**Problem to solve:** Gather all lines in the data that hold the string "type".
[BEGIN Working data]
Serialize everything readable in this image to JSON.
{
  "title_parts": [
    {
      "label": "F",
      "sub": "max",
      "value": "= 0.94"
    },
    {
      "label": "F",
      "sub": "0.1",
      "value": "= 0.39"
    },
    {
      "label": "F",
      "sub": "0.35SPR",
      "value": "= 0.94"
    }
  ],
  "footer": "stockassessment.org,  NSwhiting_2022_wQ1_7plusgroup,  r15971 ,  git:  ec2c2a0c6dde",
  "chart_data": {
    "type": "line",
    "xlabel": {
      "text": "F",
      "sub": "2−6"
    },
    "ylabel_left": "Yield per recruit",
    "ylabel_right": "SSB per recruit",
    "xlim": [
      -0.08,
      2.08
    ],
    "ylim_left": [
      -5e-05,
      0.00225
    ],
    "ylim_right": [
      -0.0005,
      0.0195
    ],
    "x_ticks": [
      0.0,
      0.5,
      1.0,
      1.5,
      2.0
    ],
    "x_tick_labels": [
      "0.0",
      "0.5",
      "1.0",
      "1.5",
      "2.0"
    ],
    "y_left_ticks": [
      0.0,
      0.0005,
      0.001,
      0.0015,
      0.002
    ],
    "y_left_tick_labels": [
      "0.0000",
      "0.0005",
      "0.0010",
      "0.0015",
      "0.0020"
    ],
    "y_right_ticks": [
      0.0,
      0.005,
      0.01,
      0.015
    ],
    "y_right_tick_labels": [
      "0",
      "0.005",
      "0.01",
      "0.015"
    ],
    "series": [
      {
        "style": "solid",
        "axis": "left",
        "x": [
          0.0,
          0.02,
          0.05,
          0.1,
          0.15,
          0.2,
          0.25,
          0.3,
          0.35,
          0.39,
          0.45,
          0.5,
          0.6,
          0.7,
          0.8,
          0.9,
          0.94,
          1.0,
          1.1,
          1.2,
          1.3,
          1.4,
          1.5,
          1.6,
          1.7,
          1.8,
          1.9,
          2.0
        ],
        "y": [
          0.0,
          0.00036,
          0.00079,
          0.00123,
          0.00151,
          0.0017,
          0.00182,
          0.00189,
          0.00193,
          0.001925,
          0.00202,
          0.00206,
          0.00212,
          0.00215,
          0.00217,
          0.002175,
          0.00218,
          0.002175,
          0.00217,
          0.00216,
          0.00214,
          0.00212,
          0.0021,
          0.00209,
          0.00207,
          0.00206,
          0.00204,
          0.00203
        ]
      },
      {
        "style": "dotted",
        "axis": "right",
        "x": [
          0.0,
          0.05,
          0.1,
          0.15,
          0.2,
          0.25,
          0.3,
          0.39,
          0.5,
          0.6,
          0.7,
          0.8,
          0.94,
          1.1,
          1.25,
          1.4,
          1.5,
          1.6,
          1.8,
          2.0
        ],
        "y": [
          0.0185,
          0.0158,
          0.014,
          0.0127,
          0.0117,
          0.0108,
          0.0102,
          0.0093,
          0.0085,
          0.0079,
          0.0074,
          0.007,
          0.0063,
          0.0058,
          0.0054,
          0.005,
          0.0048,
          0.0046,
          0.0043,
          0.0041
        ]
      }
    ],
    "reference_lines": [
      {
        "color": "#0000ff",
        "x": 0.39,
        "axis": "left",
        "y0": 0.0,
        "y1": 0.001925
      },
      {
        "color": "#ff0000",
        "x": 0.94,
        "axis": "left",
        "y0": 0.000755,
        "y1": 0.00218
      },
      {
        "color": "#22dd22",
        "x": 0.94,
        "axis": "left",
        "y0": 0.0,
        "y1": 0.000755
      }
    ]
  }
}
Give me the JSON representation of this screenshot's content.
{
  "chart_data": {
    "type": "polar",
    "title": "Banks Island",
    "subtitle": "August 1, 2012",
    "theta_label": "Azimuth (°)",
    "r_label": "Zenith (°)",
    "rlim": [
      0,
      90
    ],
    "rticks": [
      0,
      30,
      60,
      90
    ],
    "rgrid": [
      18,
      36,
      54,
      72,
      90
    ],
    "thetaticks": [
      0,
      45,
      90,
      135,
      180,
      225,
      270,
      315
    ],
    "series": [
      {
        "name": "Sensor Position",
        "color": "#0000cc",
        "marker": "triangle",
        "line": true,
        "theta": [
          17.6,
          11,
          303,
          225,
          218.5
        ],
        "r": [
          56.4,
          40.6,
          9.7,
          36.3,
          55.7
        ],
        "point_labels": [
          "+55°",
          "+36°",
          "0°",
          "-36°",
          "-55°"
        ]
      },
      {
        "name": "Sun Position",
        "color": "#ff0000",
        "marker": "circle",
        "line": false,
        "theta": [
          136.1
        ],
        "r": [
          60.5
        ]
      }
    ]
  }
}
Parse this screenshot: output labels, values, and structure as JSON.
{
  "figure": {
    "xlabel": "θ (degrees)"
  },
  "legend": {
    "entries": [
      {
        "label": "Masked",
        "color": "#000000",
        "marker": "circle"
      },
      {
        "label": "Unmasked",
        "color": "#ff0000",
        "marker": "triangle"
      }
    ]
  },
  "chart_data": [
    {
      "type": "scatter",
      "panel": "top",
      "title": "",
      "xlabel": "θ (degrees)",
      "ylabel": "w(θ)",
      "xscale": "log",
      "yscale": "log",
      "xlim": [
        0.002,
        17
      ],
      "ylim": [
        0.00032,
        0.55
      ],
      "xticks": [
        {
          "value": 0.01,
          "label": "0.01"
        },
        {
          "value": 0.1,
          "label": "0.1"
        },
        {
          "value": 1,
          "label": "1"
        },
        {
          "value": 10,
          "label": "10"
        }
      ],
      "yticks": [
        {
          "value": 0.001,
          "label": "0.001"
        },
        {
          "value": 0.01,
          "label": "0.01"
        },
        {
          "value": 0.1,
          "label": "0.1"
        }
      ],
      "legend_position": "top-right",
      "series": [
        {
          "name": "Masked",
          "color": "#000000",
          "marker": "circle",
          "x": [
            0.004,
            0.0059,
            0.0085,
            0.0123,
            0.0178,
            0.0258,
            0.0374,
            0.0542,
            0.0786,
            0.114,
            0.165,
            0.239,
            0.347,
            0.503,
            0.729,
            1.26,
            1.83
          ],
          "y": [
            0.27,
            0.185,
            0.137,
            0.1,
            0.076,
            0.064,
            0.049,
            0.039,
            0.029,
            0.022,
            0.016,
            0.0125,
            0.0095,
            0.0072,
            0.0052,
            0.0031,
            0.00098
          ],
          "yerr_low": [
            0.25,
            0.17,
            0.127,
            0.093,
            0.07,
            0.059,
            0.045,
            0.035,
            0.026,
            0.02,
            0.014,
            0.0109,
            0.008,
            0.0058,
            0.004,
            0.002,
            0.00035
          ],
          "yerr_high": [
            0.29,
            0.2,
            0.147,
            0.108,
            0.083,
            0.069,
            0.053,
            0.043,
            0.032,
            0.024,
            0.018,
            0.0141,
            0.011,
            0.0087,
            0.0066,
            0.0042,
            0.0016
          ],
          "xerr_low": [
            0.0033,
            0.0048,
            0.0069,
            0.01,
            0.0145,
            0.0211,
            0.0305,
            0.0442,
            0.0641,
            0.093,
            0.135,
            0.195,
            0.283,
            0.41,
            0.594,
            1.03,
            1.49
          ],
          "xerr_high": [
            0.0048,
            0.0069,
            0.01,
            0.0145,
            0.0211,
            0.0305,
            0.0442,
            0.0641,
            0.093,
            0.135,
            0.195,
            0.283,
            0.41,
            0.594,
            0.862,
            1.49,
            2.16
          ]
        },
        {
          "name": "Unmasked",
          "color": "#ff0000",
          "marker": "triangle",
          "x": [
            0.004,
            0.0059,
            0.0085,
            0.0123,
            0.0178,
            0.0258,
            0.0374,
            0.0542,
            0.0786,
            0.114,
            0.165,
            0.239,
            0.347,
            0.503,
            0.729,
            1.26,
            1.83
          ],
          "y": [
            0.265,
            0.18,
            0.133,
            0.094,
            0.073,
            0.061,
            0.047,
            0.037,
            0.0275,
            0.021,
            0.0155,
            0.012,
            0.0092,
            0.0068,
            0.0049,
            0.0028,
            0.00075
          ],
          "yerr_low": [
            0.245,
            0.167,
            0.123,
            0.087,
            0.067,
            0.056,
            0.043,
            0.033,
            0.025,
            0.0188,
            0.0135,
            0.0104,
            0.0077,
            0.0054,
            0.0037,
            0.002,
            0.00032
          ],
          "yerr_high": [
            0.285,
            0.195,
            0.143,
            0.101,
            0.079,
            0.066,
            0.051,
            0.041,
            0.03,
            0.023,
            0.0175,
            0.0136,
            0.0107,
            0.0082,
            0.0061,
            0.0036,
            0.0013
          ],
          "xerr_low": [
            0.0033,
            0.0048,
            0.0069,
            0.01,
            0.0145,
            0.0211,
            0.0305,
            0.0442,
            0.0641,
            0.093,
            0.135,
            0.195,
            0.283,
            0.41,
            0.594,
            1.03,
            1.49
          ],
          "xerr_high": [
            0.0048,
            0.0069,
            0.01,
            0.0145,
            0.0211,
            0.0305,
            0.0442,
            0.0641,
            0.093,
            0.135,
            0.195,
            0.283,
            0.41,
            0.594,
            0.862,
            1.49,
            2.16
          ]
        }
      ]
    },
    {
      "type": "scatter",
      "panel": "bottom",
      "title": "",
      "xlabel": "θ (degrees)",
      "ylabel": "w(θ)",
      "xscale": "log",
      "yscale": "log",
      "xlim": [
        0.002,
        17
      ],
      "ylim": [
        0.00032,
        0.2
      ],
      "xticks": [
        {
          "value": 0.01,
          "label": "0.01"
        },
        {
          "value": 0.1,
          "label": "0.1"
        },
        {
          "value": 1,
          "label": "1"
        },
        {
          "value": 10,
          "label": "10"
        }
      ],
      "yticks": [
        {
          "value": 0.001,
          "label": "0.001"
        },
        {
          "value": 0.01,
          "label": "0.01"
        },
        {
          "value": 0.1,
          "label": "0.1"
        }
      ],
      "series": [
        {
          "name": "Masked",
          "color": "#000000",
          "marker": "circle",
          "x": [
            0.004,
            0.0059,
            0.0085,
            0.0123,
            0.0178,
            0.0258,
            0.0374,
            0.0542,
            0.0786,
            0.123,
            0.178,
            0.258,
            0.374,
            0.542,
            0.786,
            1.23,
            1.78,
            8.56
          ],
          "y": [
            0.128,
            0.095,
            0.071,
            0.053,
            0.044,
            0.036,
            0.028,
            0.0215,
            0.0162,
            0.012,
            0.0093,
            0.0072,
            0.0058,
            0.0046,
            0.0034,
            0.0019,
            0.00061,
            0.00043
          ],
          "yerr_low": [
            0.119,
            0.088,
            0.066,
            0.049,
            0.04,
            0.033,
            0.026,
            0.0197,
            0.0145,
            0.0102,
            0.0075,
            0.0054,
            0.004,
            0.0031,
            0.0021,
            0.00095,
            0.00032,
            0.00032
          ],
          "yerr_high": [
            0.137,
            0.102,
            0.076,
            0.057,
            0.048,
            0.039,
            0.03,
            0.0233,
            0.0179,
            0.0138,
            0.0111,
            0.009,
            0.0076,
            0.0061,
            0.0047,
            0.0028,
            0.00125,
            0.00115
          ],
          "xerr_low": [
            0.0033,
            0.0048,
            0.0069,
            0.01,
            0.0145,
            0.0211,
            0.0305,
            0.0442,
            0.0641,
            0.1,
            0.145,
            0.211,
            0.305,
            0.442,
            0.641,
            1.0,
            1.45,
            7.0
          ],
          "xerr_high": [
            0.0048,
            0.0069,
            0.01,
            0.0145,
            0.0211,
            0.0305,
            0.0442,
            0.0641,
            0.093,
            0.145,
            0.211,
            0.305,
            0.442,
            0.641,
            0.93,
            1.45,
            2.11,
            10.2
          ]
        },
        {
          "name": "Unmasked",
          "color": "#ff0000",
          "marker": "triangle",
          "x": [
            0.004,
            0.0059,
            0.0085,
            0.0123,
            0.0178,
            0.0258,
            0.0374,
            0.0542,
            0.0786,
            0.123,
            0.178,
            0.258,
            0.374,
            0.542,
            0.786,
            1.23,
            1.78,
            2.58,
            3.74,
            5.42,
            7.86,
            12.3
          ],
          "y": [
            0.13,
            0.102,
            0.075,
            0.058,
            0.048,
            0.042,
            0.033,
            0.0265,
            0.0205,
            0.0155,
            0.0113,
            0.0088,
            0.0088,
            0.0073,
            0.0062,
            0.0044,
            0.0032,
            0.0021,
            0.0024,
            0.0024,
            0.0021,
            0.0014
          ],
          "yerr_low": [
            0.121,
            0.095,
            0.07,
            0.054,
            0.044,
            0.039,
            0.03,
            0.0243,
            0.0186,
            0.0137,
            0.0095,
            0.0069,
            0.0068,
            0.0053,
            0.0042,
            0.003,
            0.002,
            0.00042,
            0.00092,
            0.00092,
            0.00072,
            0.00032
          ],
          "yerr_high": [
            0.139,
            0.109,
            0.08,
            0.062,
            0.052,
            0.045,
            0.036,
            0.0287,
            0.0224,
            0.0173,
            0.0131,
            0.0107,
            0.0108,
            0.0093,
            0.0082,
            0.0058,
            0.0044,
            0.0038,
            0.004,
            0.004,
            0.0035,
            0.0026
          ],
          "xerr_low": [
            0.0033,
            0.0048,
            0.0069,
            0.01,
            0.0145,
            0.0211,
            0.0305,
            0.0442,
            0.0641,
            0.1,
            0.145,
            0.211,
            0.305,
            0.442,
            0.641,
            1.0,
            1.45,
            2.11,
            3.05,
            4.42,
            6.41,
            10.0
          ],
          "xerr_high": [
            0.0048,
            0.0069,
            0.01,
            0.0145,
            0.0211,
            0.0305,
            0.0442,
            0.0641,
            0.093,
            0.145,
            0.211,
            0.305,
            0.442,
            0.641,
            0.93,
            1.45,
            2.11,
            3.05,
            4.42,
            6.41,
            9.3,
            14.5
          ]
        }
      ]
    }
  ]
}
[END Working data]
**Answer to this problem:**
    "type": "line",
    "type": "polar",
      "type": "scatter",
      "type": "scatter",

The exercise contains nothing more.